**Passage**
========
Bref, l’esclave est d’autant plus libre qu’il est plus esclave, c’est-à-dire plus la soumission est intérieure et profonde. Ce n’est pas en s’évadant que le prisonnier se libère, mais en se transformant en prisonnier volontaire. Et ce n’est pas en prêchant la révolte qu’on fait de la propagande pour la liberté, mais en prêchant la soumission intégrale. La liberté régnera quand les esclaves n’auront plus que des âmes d’esclaves.
Comprenez donc bien : il ne s’agit pas de dire que tel acte est nécessairement un acte d’esclave, car le fait qu’il jaillit de l’intérieur ne sauve pas l’acte, mais condamne l’acteur. Il ne s’agit donc pas d’apprendre à l’homme de ne pas commettre certains actes, mais à ne pas agir d’une certaine manière. Il ne s’agit pas de dire aux hommes : pour devenir libres, changez. Mais non, la meilleure recommandation qu’on puisse leur faire, c’est de s’enfoncer de plus en plus dans le bourbier. Car ils seront vraiment libres quand le bourbier sera devenu leur chair. En un mot, la liberté ne se définit pas par un contenu, mais par une forme.
========
**Consignes et exigences**
Recopiez le passage sur la liberté entre « Comprenez donc bien » et « par une forme. », bornes incluses. Seul le passage ci-dessus sert de source.

**Données fournies**
========
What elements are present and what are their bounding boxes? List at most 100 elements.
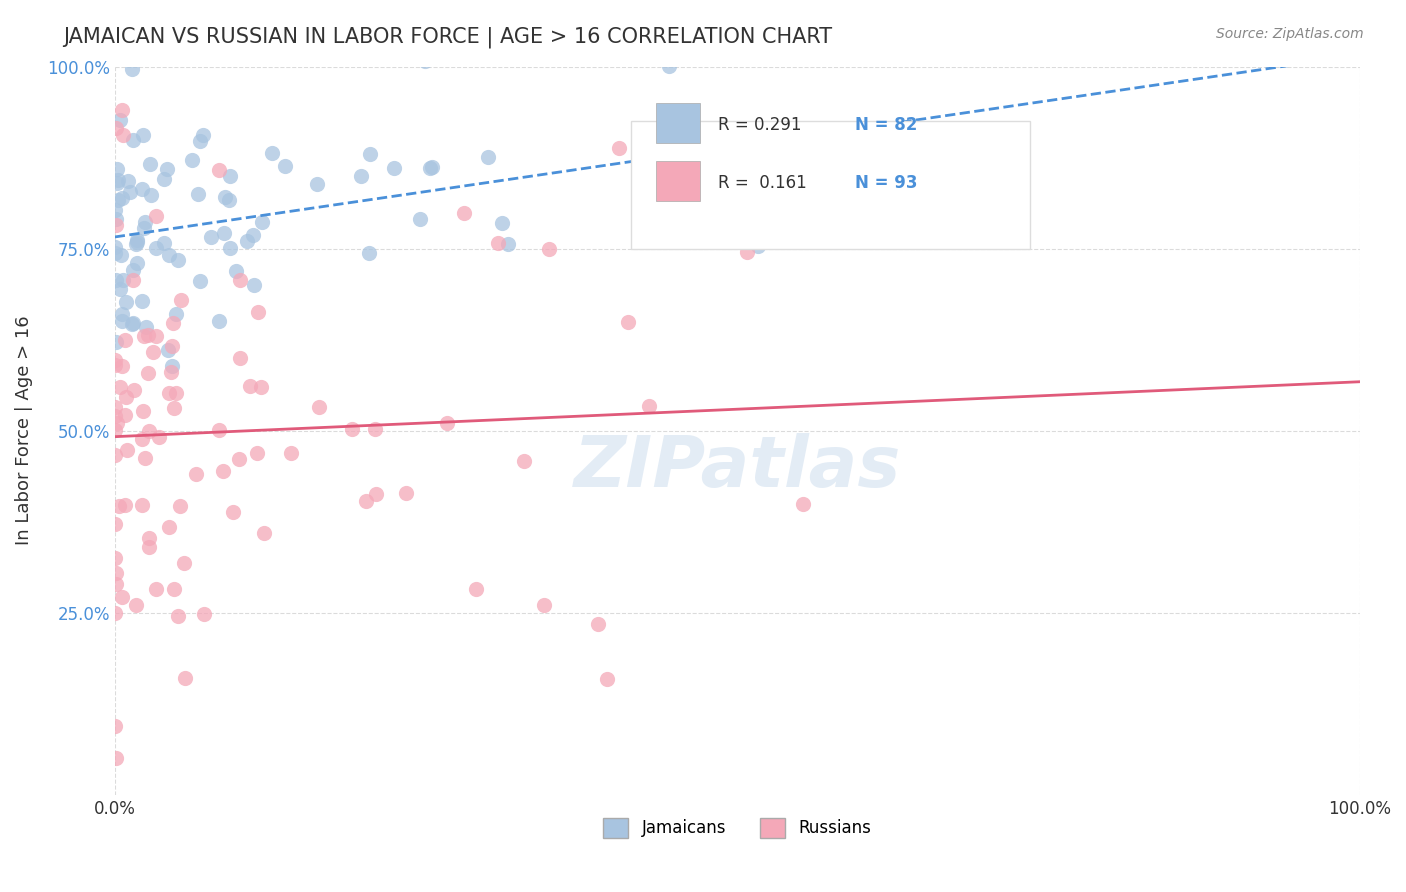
========
**Résultat attendu**
Comprenez donc bien : il ne s’agit pas de dire que tel acte est nécessairement un acte d’esclave, car le fait qu’il jaillit de l’intérieur ne sauve pas l’acte, mais condamne l’acteur. Il ne s’agit donc pas d’apprendre à l’homme de ne pas commettre certains actes, mais à ne pas agir d’une certaine manière. Il ne s’agit pas de dire aux hommes : pour devenir libres, changez. Mais non, la meilleure recommandation qu’on puisse leur faire, c’est de s’enfoncer de plus en plus dans le bourbier. Car ils seront vraiment libres quand le bourbier sera devenu leur chair. En un mot, la liberté ne se définit pas par un contenu, mais par une forme.